start Data excerpts
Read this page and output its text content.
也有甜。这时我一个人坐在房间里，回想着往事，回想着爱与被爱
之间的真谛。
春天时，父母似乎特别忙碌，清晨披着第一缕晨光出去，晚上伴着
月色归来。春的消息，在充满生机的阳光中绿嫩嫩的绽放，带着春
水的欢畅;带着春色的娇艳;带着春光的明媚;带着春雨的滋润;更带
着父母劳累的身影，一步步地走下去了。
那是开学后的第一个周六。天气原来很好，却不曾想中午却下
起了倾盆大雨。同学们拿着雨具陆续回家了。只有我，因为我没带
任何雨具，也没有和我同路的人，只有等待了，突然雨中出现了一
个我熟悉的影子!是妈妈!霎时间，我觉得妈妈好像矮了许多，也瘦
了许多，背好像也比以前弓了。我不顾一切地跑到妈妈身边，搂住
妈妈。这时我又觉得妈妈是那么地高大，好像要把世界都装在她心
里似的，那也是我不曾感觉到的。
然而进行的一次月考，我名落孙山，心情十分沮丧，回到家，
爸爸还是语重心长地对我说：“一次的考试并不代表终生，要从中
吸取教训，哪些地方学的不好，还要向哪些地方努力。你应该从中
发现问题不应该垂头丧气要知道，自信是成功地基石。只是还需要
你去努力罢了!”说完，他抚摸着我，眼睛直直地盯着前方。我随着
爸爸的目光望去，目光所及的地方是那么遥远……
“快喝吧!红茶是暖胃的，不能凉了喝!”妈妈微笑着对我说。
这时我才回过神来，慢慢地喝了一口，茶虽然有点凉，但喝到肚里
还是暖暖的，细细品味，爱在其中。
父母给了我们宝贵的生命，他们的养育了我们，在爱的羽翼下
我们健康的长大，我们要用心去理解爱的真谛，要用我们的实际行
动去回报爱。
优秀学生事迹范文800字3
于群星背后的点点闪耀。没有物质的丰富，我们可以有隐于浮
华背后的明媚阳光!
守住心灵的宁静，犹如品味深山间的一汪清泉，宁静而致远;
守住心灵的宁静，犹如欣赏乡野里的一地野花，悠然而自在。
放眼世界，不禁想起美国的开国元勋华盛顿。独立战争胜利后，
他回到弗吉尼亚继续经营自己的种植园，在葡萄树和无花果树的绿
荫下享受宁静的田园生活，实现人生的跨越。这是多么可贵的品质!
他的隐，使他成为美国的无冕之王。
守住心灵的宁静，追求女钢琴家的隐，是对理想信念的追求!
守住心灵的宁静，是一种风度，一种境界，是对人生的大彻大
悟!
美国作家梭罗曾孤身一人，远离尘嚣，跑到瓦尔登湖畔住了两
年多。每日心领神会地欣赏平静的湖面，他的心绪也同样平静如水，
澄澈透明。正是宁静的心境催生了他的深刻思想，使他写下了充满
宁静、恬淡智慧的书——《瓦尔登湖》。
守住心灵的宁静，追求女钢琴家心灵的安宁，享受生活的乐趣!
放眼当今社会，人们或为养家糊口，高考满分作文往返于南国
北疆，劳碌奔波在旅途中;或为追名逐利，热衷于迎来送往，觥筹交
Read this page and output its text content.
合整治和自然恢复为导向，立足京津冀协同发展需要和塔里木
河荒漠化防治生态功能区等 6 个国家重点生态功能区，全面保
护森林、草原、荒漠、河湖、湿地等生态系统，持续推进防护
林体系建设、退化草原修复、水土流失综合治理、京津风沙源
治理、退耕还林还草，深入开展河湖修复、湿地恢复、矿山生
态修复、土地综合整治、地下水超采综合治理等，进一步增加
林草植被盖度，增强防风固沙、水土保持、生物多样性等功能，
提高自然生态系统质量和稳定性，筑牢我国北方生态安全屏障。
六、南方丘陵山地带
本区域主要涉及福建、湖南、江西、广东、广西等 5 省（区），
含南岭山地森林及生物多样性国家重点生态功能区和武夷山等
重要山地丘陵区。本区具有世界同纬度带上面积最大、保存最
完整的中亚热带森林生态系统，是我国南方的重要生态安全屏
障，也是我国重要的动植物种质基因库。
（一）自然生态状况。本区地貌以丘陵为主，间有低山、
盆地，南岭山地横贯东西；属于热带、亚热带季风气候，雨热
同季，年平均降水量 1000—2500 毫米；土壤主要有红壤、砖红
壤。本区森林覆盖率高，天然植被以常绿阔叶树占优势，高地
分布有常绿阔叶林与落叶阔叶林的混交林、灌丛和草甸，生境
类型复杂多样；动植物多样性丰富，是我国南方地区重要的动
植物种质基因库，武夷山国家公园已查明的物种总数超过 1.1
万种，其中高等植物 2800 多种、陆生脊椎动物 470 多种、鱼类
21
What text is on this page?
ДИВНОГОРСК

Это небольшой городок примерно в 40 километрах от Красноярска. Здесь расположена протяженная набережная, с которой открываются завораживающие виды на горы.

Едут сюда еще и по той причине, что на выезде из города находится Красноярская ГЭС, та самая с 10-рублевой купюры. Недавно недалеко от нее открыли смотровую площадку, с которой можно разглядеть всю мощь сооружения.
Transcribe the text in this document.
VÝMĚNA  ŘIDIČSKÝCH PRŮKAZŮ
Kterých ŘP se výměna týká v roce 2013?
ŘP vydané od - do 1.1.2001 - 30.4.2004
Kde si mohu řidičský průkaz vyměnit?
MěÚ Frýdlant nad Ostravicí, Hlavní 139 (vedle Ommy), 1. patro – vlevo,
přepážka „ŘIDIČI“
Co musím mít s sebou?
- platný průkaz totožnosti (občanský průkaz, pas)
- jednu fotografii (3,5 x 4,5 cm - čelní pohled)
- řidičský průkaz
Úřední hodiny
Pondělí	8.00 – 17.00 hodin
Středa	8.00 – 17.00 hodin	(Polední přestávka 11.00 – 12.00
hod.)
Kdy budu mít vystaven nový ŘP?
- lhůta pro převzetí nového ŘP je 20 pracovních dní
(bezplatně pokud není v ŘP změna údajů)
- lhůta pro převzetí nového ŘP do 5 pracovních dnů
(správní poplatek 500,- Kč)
end Data excerpts
▶ [Task]: Extract each entry in full and write it down exactly.

▶ [Exercise result]:
Read this page and output its text content.
也有甜。这时我一个人坐在房间里，回想着往事，回想着爱与被爱
之间的真谛。
春天时，父母似乎特别忙碌，清晨披着第一缕晨光出去，晚上伴着
月色归来。春的消息，在充满生机的阳光中绿嫩嫩的绽放，带着春
水的欢畅;带着春色的娇艳;带着春光的明媚;带着春雨的滋润;更带
着父母劳累的身影，一步步地走下去了。
那是开学后的第一个周六。天气原来很好，却不曾想中午却下
起了倾盆大雨。同学们拿着雨具陆续回家了。只有我，因为我没带
任何雨具，也没有和我同路的人，只有等待了，突然雨中出现了一
个我熟悉的影子!是妈妈!霎时间，我觉得妈妈好像矮了许多，也瘦
了许多，背好像也比以前弓了。我不顾一切地跑到妈妈身边，搂住
妈妈。这时我又觉得妈妈是那么地高大，好像要把世界都装在她心
里似的，那也是我不曾感觉到的。
然而进行的一次月考，我名落孙山，心情十分沮丧，回到家，
爸爸还是语重心长地对我说：“一次的考试并不代表终生，要从中
吸取教训，哪些地方学的不好，还要向哪些地方努力。你应该从中
发现问题不应该垂头丧气要知道，自信是成功地基石。只是还需要
你去努力罢了!”说完，他抚摸着我，眼睛直直地盯着前方。我随着
爸爸的目光望去，目光所及的地方是那么遥远……
“快喝吧!红茶是暖胃的，不能凉了喝!”妈妈微笑着对我说。
这时我才回过神来，慢慢地喝了一口，茶虽然有点凉，但喝到肚里
还是暖暖的，细细品味，爱在其中。
父母给了我们宝贵的生命，他们的养育了我们，在爱的羽翼下
我们健康的长大，我们要用心去理解爱的真谛，要用我们的实际行
动去回报爱。
优秀学生事迹范文800字3
于群星背后的点点闪耀。没有物质的丰富，我们可以有隐于浮
华背后的明媚阳光!
守住心灵的宁静，犹如品味深山间的一汪清泉，宁静而致远;
守住心灵的宁静，犹如欣赏乡野里的一地野花，悠然而自在。
放眼世界，不禁想起美国的开国元勋华盛顿。独立战争胜利后，
他回到弗吉尼亚继续经营自己的种植园，在葡萄树和无花果树的绿
荫下享受宁静的田园生活，实现人生的跨越。这是多么可贵的品质!
他的隐，使他成为美国的无冕之王。
守住心灵的宁静，追求女钢琴家的隐，是对理想信念的追求!
守住心灵的宁静，是一种风度，一种境界，是对人生的大彻大
悟!
美国作家梭罗曾孤身一人，远离尘嚣，跑到瓦尔登湖畔住了两
年多。每日心领神会地欣赏平静的湖面，他的心绪也同样平静如水，
澄澈透明。正是宁静的心境催生了他的深刻思想，使他写下了充满
宁静、恬淡智慧的书——《瓦尔登湖》。
守住心灵的宁静，追求女钢琴家心灵的安宁，享受生活的乐趣!
放眼当今社会，人们或为养家糊口，高考满分作文往返于南国
北疆，劳碌奔波在旅途中;或为追名逐利，热衷于迎来送往，觥筹交
Read this page and output its text content.
合整治和自然恢复为导向，立足京津冀协同发展需要和塔里木
河荒漠化防治生态功能区等 6 个国家重点生态功能区，全面保
护森林、草原、荒漠、河湖、湿地等生态系统，持续推进防护
林体系建设、退化草原修复、水土流失综合治理、京津风沙源
治理、退耕还林还草，深入开展河湖修复、湿地恢复、矿山生
态修复、土地综合整治、地下水超采综合治理等，进一步增加
林草植被盖度，增强防风固沙、水土保持、生物多样性等功能，
提高自然生态系统质量和稳定性，筑牢我国北方生态安全屏障。
六、南方丘陵山地带
本区域主要涉及福建、湖南、江西、广东、广西等 5 省（区），
含南岭山地森林及生物多样性国家重点生态功能区和武夷山等
重要山地丘陵区。本区具有世界同纬度带上面积最大、保存最
完整的中亚热带森林生态系统，是我国南方的重要生态安全屏
障，也是我国重要的动植物种质基因库。
（一）自然生态状况。本区地貌以丘陵为主，间有低山、
盆地，南岭山地横贯东西；属于热带、亚热带季风气候，雨热
同季，年平均降水量 1000—2500 毫米；土壤主要有红壤、砖红
壤。本区森林覆盖率高，天然植被以常绿阔叶树占优势，高地
分布有常绿阔叶林与落叶阔叶林的混交林、灌丛和草甸，生境
类型复杂多样；动植物多样性丰富，是我国南方地区重要的动
植物种质基因库，武夷山国家公园已查明的物种总数超过 1.1
万种，其中高等植物 2800 多种、陆生脊椎动物 470 多种、鱼类
21
What text is on this page?
ДИВНОГОРСК

Это небольшой городок примерно в 40 километрах от Красноярска. Здесь расположена протяженная набережная, с которой открываются завораживающие виды на горы.

Едут сюда еще и по той причине, что на выезде из города находится Красноярская ГЭС, та самая с 10-рублевой купюры. Недавно недалеко от нее открыли смотровую площадку, с которой можно разглядеть всю мощь сооружения.
Transcribe the text in this document.
VÝMĚNA  ŘIDIČSKÝCH PRŮKAZŮ
Kterých ŘP se výměna týká v roce 2013?
ŘP vydané od - do 1.1.2001 - 30.4.2004
Kde si mohu řidičský průkaz vyměnit?
MěÚ Frýdlant nad Ostravicí, Hlavní 139 (vedle Ommy), 1. patro – vlevo,
přepážka „ŘIDIČI“
Co musím mít s sebou?
- platný průkaz totožnosti (občanský průkaz, pas)
- jednu fotografii (3,5 x 4,5 cm - čelní pohled)
- řidičský průkaz
Úřední hodiny
Pondělí	8.00 – 17.00 hodin
Středa	8.00 – 17.00 hodin	(Polední přestávka 11.00 – 12.00
hod.)
Kdy budu mít vystaven nový ŘP?
- lhůta pro převzetí nového ŘP je 20 pracovních dní
(bezplatně pokud není v ŘP změna údajů)
- lhůta pro převzetí nového ŘP do 5 pracovních dnů
(správní poplatek 500,- Kč)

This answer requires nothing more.